EXERCISE GOAL: Lines containing the word "其他入库单" are to be counted; state their number and nothing further.

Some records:
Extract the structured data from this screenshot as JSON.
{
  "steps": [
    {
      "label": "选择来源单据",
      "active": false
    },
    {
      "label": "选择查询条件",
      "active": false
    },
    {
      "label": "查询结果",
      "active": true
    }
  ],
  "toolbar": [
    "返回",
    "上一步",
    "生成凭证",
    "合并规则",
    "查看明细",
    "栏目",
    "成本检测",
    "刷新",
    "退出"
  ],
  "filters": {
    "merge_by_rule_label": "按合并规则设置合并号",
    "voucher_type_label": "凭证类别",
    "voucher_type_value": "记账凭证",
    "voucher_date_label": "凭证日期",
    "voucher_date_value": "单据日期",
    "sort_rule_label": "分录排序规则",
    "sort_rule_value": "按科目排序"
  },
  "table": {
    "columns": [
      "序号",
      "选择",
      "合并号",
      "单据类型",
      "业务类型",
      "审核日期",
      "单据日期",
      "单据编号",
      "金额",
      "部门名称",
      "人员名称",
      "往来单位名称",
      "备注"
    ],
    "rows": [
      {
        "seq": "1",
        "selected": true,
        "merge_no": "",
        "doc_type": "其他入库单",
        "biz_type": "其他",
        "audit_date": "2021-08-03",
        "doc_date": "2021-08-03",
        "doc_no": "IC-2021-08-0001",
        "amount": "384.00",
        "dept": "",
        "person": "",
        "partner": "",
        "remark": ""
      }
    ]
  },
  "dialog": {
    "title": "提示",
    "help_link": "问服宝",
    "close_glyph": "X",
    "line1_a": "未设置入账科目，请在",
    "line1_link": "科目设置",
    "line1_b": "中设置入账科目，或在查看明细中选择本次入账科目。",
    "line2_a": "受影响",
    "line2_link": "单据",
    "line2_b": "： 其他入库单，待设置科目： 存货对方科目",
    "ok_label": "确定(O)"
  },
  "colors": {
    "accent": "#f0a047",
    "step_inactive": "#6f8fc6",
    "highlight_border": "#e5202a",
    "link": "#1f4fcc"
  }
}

WRITTEN ANSWER: 2